Task to complete: Filter the entries, keeping every line with the word "color".

Stored data entries:
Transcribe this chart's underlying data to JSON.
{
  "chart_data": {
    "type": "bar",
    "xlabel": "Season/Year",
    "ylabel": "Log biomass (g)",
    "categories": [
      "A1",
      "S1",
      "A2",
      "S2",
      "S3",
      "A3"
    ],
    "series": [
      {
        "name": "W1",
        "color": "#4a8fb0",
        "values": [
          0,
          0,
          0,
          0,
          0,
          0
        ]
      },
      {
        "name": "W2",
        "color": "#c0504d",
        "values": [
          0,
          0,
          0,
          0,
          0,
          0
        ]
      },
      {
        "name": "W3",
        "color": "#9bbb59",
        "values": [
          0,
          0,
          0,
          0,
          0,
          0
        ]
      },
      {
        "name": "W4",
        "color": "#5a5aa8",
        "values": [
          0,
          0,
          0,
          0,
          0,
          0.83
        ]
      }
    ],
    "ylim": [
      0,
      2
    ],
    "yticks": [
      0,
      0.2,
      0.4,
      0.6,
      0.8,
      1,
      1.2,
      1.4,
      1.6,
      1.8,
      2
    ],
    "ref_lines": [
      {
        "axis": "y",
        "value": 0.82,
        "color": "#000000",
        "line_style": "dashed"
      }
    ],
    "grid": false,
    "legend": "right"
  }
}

The answer:
        "color": "#4a8fb0",
        "color": "#c0504d",
        "color": "#9bbb59",
        "color": "#5a5aa8",
        "color": "#000000",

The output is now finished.